'''
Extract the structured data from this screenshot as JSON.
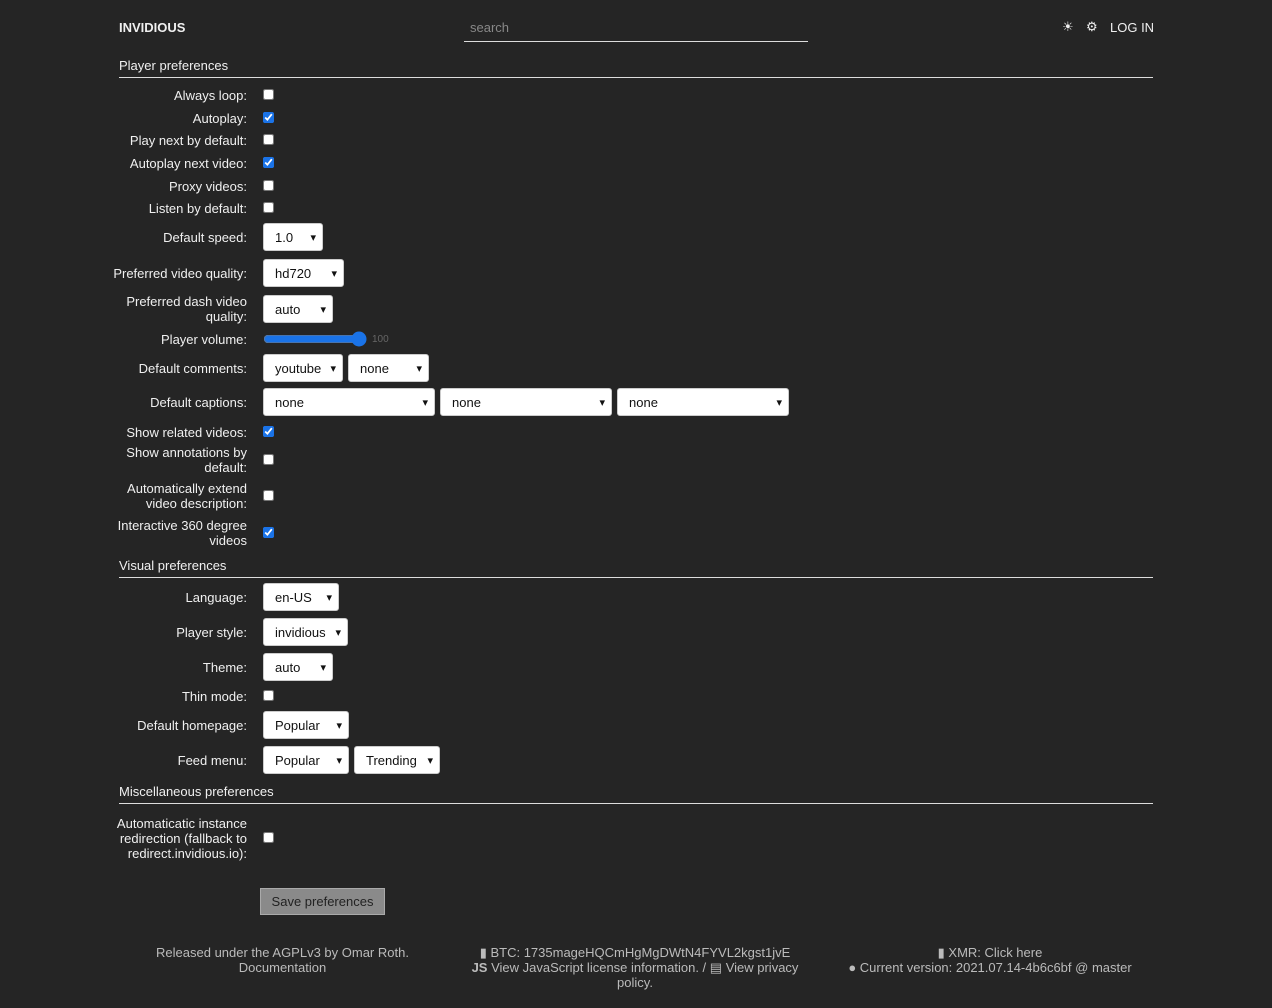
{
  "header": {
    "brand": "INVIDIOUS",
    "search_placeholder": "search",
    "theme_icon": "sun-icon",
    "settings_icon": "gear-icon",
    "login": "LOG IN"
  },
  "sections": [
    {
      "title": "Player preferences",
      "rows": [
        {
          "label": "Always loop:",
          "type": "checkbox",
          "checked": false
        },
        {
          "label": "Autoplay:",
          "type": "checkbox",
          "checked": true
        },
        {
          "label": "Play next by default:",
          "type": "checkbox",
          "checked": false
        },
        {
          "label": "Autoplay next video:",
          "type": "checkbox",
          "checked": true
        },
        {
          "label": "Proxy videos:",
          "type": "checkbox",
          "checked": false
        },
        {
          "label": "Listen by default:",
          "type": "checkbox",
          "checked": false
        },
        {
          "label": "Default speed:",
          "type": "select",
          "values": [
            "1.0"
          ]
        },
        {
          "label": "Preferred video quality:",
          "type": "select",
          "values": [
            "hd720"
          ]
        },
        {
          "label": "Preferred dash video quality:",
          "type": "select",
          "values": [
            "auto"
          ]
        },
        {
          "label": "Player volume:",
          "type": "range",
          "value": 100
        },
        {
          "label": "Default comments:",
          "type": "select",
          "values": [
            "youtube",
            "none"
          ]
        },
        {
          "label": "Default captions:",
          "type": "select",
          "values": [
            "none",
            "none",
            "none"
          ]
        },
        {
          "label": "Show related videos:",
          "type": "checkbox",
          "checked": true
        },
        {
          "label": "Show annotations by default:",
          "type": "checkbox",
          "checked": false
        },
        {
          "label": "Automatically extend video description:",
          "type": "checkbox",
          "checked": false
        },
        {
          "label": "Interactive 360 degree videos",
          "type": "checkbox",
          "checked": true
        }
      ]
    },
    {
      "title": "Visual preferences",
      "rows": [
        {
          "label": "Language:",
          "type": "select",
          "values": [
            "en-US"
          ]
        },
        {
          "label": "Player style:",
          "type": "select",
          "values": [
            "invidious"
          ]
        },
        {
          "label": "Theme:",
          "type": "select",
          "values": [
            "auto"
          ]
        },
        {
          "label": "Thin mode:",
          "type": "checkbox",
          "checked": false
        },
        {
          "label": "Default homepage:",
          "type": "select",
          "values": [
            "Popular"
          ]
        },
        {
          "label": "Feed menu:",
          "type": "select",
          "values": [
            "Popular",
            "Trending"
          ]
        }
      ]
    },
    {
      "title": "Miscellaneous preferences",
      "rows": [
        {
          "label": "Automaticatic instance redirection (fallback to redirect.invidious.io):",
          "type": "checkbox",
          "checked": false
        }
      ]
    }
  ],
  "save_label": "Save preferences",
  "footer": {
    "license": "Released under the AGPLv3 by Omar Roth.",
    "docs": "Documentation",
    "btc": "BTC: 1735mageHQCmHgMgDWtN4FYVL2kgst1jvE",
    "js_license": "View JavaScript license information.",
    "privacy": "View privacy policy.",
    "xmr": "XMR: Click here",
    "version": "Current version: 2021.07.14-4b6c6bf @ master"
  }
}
'''
'''
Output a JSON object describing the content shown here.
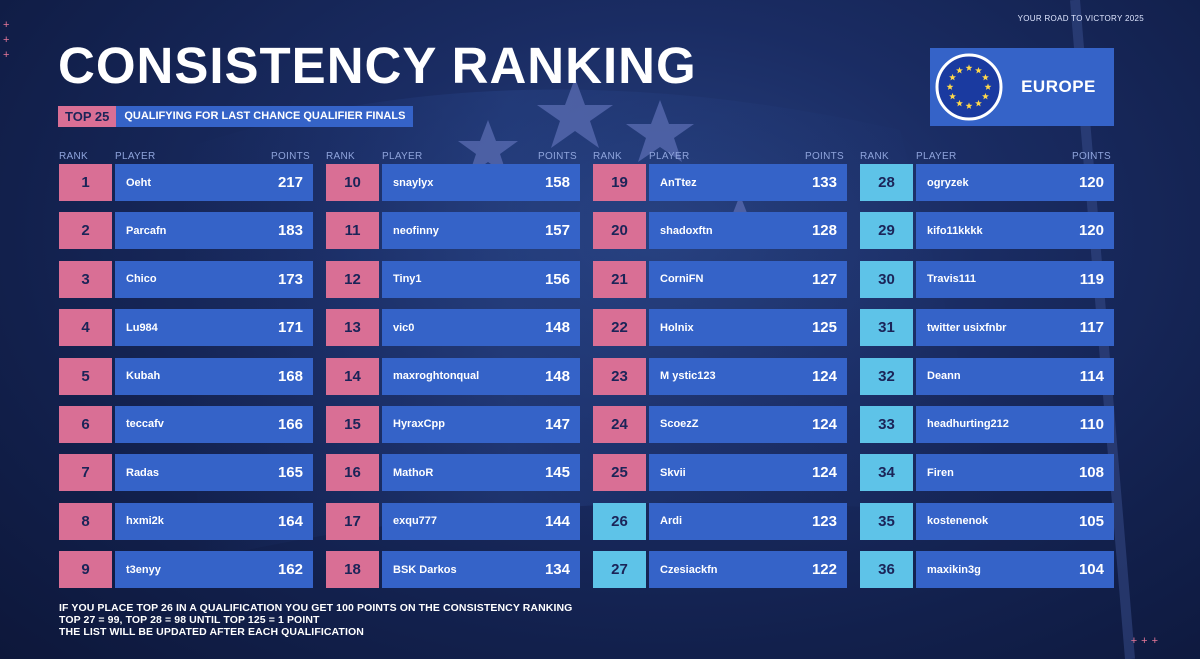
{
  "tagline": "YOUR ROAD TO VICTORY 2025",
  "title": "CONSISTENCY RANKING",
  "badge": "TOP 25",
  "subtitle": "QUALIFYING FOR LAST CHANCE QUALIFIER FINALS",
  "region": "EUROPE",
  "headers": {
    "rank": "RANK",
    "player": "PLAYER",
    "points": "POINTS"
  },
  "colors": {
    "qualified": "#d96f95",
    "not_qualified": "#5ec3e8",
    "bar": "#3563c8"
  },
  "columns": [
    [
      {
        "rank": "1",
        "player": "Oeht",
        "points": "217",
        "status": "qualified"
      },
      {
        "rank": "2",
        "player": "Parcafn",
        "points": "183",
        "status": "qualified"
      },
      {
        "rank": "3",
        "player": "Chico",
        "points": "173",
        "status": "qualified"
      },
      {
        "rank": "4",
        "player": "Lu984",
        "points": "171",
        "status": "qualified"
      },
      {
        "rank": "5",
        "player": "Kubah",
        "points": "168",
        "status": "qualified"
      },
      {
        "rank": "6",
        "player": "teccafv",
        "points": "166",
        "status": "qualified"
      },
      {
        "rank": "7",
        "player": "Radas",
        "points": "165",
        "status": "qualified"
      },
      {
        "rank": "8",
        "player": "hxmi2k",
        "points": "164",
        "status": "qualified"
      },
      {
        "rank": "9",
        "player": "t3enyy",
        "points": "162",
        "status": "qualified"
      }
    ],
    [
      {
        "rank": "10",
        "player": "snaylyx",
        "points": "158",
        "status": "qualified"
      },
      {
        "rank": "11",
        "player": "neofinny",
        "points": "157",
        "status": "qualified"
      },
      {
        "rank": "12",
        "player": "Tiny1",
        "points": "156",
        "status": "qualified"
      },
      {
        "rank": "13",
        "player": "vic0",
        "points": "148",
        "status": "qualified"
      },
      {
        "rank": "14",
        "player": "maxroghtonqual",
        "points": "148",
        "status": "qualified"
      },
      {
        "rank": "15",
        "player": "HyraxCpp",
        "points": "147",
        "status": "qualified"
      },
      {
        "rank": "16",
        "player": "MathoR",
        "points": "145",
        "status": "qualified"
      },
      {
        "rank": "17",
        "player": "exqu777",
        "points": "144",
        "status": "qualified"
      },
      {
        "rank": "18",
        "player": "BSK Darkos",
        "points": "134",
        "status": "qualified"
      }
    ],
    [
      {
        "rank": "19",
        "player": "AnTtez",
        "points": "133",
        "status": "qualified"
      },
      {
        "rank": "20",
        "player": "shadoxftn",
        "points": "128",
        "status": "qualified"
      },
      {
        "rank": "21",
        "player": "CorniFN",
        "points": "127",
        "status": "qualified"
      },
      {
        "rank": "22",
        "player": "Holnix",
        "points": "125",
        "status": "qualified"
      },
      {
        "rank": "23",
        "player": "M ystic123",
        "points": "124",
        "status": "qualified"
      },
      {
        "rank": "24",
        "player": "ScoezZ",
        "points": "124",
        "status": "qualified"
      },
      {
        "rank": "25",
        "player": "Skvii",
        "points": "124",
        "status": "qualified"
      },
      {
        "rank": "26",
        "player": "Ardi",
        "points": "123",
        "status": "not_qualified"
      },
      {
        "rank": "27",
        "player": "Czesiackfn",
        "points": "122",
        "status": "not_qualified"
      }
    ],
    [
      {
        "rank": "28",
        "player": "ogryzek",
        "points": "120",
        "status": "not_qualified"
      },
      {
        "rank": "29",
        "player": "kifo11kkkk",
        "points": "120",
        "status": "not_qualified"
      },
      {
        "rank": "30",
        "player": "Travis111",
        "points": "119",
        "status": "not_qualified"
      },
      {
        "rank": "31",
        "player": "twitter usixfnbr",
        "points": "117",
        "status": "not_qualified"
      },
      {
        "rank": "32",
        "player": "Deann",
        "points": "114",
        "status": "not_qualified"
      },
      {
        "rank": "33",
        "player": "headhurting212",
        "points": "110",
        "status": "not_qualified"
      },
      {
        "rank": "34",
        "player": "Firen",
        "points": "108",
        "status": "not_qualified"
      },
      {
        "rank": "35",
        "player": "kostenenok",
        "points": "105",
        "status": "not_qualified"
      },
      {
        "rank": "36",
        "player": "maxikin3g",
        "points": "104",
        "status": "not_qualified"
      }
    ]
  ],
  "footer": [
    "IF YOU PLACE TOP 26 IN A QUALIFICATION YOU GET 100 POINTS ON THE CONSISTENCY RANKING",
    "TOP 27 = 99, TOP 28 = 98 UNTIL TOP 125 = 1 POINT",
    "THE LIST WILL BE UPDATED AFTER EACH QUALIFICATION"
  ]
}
'''
Exercise brief. Gather all the lines that include the word "JSON" and copy them out.

Solution to the problem.
Extract the structured data from this screenshot as JSON.
Output a JSON object describing the content shown here.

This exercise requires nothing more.